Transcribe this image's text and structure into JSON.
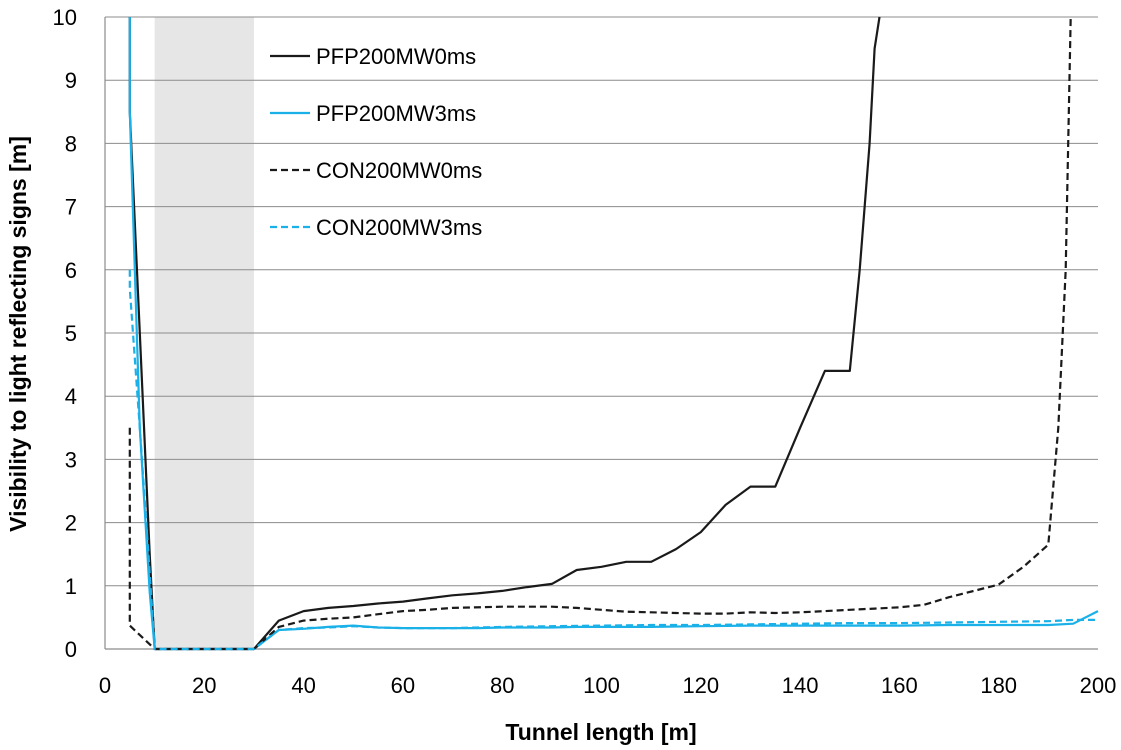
{
  "chart_data": {
    "type": "line",
    "title": "",
    "xlabel": "Tunnel length [m]",
    "ylabel": "Visibility to light reflecting signs [m]",
    "xlim": [
      0,
      200
    ],
    "ylim": [
      0,
      10
    ],
    "xticks": [
      0,
      20,
      40,
      60,
      80,
      100,
      120,
      140,
      160,
      180,
      200
    ],
    "yticks": [
      0,
      1,
      2,
      3,
      4,
      5,
      6,
      7,
      8,
      9,
      10
    ],
    "grid": "horizontal",
    "legend_position": "top-left",
    "shaded_region": {
      "x0": 10,
      "x1": 30,
      "color": "#e6e6e6"
    },
    "series": [
      {
        "name": "PFP200MW0ms",
        "color": "#1a1a1a",
        "dash": "solid",
        "points": [
          [
            5,
            10
          ],
          [
            5,
            8.5
          ],
          [
            7,
            5
          ],
          [
            9,
            1.5
          ],
          [
            10,
            0
          ],
          [
            30,
            0
          ],
          [
            35,
            0.45
          ],
          [
            40,
            0.6
          ],
          [
            45,
            0.65
          ],
          [
            50,
            0.68
          ],
          [
            55,
            0.72
          ],
          [
            60,
            0.75
          ],
          [
            65,
            0.8
          ],
          [
            70,
            0.85
          ],
          [
            75,
            0.88
          ],
          [
            80,
            0.92
          ],
          [
            85,
            0.98
          ],
          [
            90,
            1.03
          ],
          [
            95,
            1.25
          ],
          [
            100,
            1.3
          ],
          [
            105,
            1.38
          ],
          [
            110,
            1.38
          ],
          [
            115,
            1.58
          ],
          [
            120,
            1.85
          ],
          [
            125,
            2.28
          ],
          [
            130,
            2.57
          ],
          [
            135,
            2.57
          ],
          [
            140,
            3.5
          ],
          [
            145,
            4.4
          ],
          [
            150,
            4.4
          ],
          [
            152,
            6.0
          ],
          [
            154,
            8.0
          ],
          [
            155,
            9.5
          ],
          [
            156,
            10
          ]
        ]
      },
      {
        "name": "PFP200MW3ms",
        "color": "#1ab0e8",
        "dash": "solid",
        "points": [
          [
            5,
            10
          ],
          [
            5,
            8.5
          ],
          [
            7,
            3.5
          ],
          [
            9,
            0.9
          ],
          [
            10,
            0
          ],
          [
            30,
            0
          ],
          [
            35,
            0.3
          ],
          [
            40,
            0.32
          ],
          [
            45,
            0.35
          ],
          [
            50,
            0.37
          ],
          [
            55,
            0.34
          ],
          [
            60,
            0.33
          ],
          [
            65,
            0.33
          ],
          [
            70,
            0.33
          ],
          [
            75,
            0.33
          ],
          [
            80,
            0.34
          ],
          [
            85,
            0.34
          ],
          [
            90,
            0.34
          ],
          [
            95,
            0.35
          ],
          [
            100,
            0.35
          ],
          [
            110,
            0.35
          ],
          [
            120,
            0.36
          ],
          [
            130,
            0.37
          ],
          [
            140,
            0.37
          ],
          [
            150,
            0.37
          ],
          [
            160,
            0.37
          ],
          [
            170,
            0.38
          ],
          [
            180,
            0.38
          ],
          [
            190,
            0.38
          ],
          [
            195,
            0.4
          ],
          [
            200,
            0.6
          ]
        ]
      },
      {
        "name": "CON200MW0ms",
        "color": "#1a1a1a",
        "dash": "dashed",
        "points": [
          [
            5,
            3.5
          ],
          [
            5,
            0.37
          ],
          [
            10,
            0
          ],
          [
            30,
            0
          ],
          [
            35,
            0.35
          ],
          [
            40,
            0.45
          ],
          [
            45,
            0.48
          ],
          [
            50,
            0.5
          ],
          [
            55,
            0.55
          ],
          [
            60,
            0.6
          ],
          [
            65,
            0.62
          ],
          [
            70,
            0.65
          ],
          [
            80,
            0.67
          ],
          [
            90,
            0.67
          ],
          [
            95,
            0.65
          ],
          [
            100,
            0.62
          ],
          [
            105,
            0.59
          ],
          [
            110,
            0.58
          ],
          [
            115,
            0.57
          ],
          [
            120,
            0.56
          ],
          [
            125,
            0.56
          ],
          [
            130,
            0.58
          ],
          [
            135,
            0.57
          ],
          [
            140,
            0.58
          ],
          [
            145,
            0.6
          ],
          [
            150,
            0.62
          ],
          [
            155,
            0.64
          ],
          [
            160,
            0.66
          ],
          [
            165,
            0.7
          ],
          [
            170,
            0.82
          ],
          [
            175,
            0.92
          ],
          [
            180,
            1.02
          ],
          [
            185,
            1.3
          ],
          [
            190,
            1.65
          ],
          [
            192,
            3.5
          ],
          [
            193.5,
            6.0
          ],
          [
            194,
            8.0
          ],
          [
            194.5,
            10
          ]
        ]
      },
      {
        "name": "CON200MW3ms",
        "color": "#1ab0e8",
        "dash": "dashed",
        "points": [
          [
            5,
            6.0
          ],
          [
            5,
            5.7
          ],
          [
            7,
            3.5
          ],
          [
            9,
            1.2
          ],
          [
            10,
            0
          ],
          [
            30,
            0
          ],
          [
            35,
            0.3
          ],
          [
            40,
            0.33
          ],
          [
            45,
            0.34
          ],
          [
            50,
            0.36
          ],
          [
            55,
            0.34
          ],
          [
            60,
            0.33
          ],
          [
            70,
            0.33
          ],
          [
            80,
            0.35
          ],
          [
            90,
            0.36
          ],
          [
            100,
            0.37
          ],
          [
            110,
            0.38
          ],
          [
            120,
            0.38
          ],
          [
            130,
            0.39
          ],
          [
            140,
            0.4
          ],
          [
            150,
            0.41
          ],
          [
            160,
            0.41
          ],
          [
            170,
            0.42
          ],
          [
            180,
            0.43
          ],
          [
            190,
            0.44
          ],
          [
            195,
            0.46
          ],
          [
            200,
            0.46
          ]
        ]
      }
    ]
  }
}
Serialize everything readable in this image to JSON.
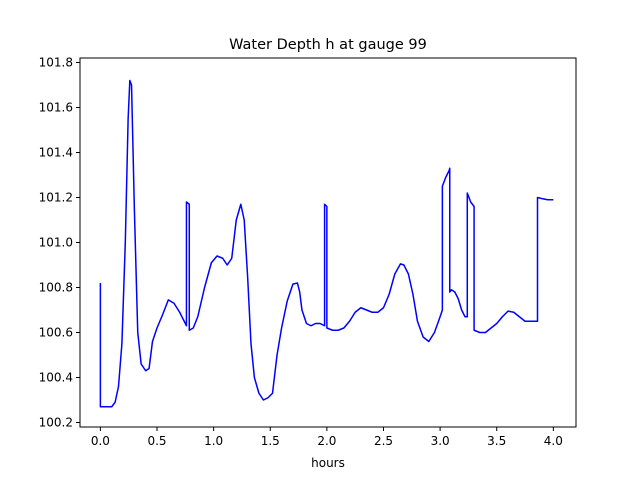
{
  "chart_data": {
    "type": "line",
    "title": "Water Depth h at gauge 99",
    "xlabel": "hours",
    "ylabel": "",
    "xlim": [
      -0.18,
      4.2
    ],
    "ylim": [
      100.18,
      101.82
    ],
    "xticks": [
      0.0,
      0.5,
      1.0,
      1.5,
      2.0,
      2.5,
      3.0,
      3.5,
      4.0
    ],
    "xtick_labels": [
      "0.0",
      "0.5",
      "1.0",
      "1.5",
      "2.0",
      "2.5",
      "3.0",
      "3.5",
      "4.0"
    ],
    "yticks": [
      100.2,
      100.4,
      100.6,
      100.8,
      101.0,
      101.2,
      101.4,
      101.6,
      101.8
    ],
    "ytick_labels": [
      "100.2",
      "100.4",
      "100.6",
      "100.8",
      "101.0",
      "101.2",
      "101.4",
      "101.6",
      "101.8"
    ],
    "grid": false,
    "series": [
      {
        "color": "#0000ff",
        "x": [
          0.0,
          0.0,
          0.05,
          0.1,
          0.13,
          0.16,
          0.19,
          0.22,
          0.245,
          0.26,
          0.275,
          0.3,
          0.33,
          0.36,
          0.4,
          0.43,
          0.46,
          0.5,
          0.55,
          0.6,
          0.65,
          0.7,
          0.76,
          0.76,
          0.785,
          0.785,
          0.82,
          0.86,
          0.92,
          0.98,
          1.03,
          1.08,
          1.12,
          1.16,
          1.2,
          1.24,
          1.27,
          1.3,
          1.33,
          1.36,
          1.4,
          1.44,
          1.48,
          1.52,
          1.56,
          1.6,
          1.65,
          1.7,
          1.74,
          1.76,
          1.78,
          1.82,
          1.86,
          1.9,
          1.94,
          1.98,
          1.98,
          2.0,
          2.0,
          2.05,
          2.1,
          2.15,
          2.2,
          2.25,
          2.3,
          2.35,
          2.4,
          2.45,
          2.5,
          2.55,
          2.6,
          2.65,
          2.68,
          2.72,
          2.76,
          2.8,
          2.85,
          2.9,
          2.95,
          3.0,
          3.02,
          3.02,
          3.05,
          3.08,
          3.085,
          3.085,
          3.1,
          3.13,
          3.16,
          3.19,
          3.22,
          3.24,
          3.24,
          3.27,
          3.3,
          3.3,
          3.35,
          3.4,
          3.45,
          3.5,
          3.55,
          3.6,
          3.65,
          3.7,
          3.75,
          3.8,
          3.85,
          3.86,
          3.86,
          3.9,
          3.95,
          4.0
        ],
        "y": [
          100.82,
          100.27,
          100.27,
          100.27,
          100.29,
          100.36,
          100.55,
          101.0,
          101.55,
          101.72,
          101.7,
          101.15,
          100.6,
          100.46,
          100.43,
          100.44,
          100.56,
          100.62,
          100.68,
          100.745,
          100.73,
          100.69,
          100.63,
          101.18,
          101.17,
          100.61,
          100.62,
          100.67,
          100.8,
          100.91,
          100.94,
          100.93,
          100.9,
          100.93,
          101.1,
          101.17,
          101.1,
          100.85,
          100.55,
          100.4,
          100.33,
          100.3,
          100.31,
          100.33,
          100.5,
          100.62,
          100.74,
          100.815,
          100.82,
          100.78,
          100.7,
          100.64,
          100.63,
          100.64,
          100.64,
          100.63,
          101.17,
          101.16,
          100.62,
          100.61,
          100.61,
          100.62,
          100.65,
          100.69,
          100.71,
          100.7,
          100.69,
          100.69,
          100.71,
          100.77,
          100.86,
          100.905,
          100.9,
          100.86,
          100.77,
          100.65,
          100.58,
          100.56,
          100.6,
          100.67,
          100.7,
          101.25,
          101.29,
          101.32,
          101.33,
          100.78,
          100.79,
          100.78,
          100.75,
          100.7,
          100.67,
          100.67,
          101.22,
          101.18,
          101.16,
          100.61,
          100.6,
          100.6,
          100.62,
          100.64,
          100.67,
          100.695,
          100.69,
          100.67,
          100.65,
          100.65,
          100.65,
          100.65,
          101.2,
          101.195,
          101.19,
          101.19
        ]
      }
    ]
  }
}
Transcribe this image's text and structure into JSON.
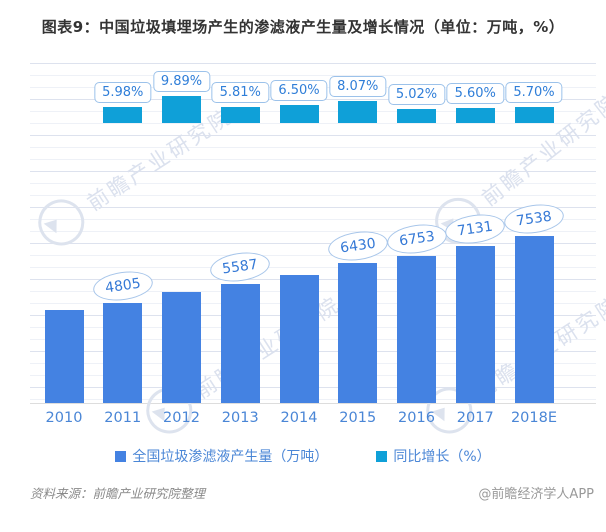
{
  "title": "图表9：中国垃圾填埋场产生的渗滤液产生量及增长情况（单位：万吨，%）",
  "chart_data": {
    "type": "bar",
    "categories": [
      "2010",
      "2011",
      "2012",
      "2013",
      "2014",
      "2015",
      "2016",
      "2017",
      "2018E"
    ],
    "series": [
      {
        "name": "全国垃圾渗滤液产生量（万吨）",
        "color": "#4482e2",
        "values": [
          4534,
          4805,
          5280,
          5587,
          5950,
          6430,
          6753,
          7131,
          7538
        ],
        "data_labels": [
          null,
          "4805",
          null,
          "5587",
          null,
          "6430",
          "6753",
          "7131",
          "7538"
        ]
      },
      {
        "name": "同比增长（%）",
        "color": "#0fa0d8",
        "values": [
          null,
          5.98,
          9.89,
          5.81,
          6.5,
          8.07,
          5.02,
          5.6,
          5.7
        ],
        "data_labels": [
          null,
          "5.98%",
          "9.89%",
          "5.81%",
          "6.50%",
          "8.07%",
          "5.02%",
          "5.60%",
          "5.70%"
        ]
      }
    ],
    "title": "图表9：中国垃圾填埋场产生的渗滤液产生量及增长情况（单位：万吨，%）",
    "xlabel": "",
    "ylabel": "",
    "y_axis_labels_visible": false,
    "grid": true,
    "legend_position": "bottom"
  },
  "legend": {
    "items": [
      {
        "label": "全国垃圾渗滤液产生量（万吨）",
        "color": "#4482e2"
      },
      {
        "label": "同比增长（%）",
        "color": "#0fa0d8"
      }
    ]
  },
  "footer": {
    "source": "资料来源：前瞻产业研究院整理",
    "brand": "@前瞻经济学人APP"
  },
  "watermark": {
    "text": "前瞻产业研究院",
    "logo_name": "qianzhan-logo-icon"
  }
}
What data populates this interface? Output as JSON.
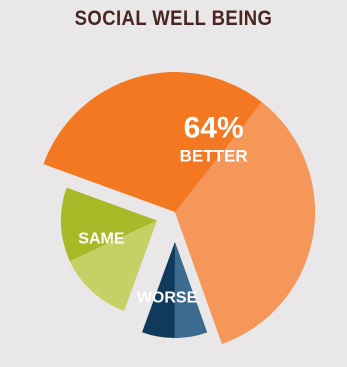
{
  "chart_data": {
    "type": "pie",
    "title": "SOCIAL WELL BEING",
    "slices": [
      {
        "label": "BETTER",
        "value": 64,
        "display": "64%",
        "color": "#f47721",
        "highlight": "#f6975a"
      },
      {
        "label": "WORSE",
        "value": 11,
        "display": "",
        "color": "#0f3a5c",
        "highlight": "#3d6a8f"
      },
      {
        "label": "SAME",
        "value": 25,
        "display": "",
        "color": "#a8b928",
        "highlight": "#c4d164"
      }
    ]
  }
}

**REQUIRED TASK:**
From the entries above, copy every line that holds the word "this".

**TASK RESPONSE:**
Transcribe this image's text and structure into JSON.
Serialize everything readable in this image to JSON.
Transcribe this image's text and structure into JSON.
What data populates this interface? Output as JSON.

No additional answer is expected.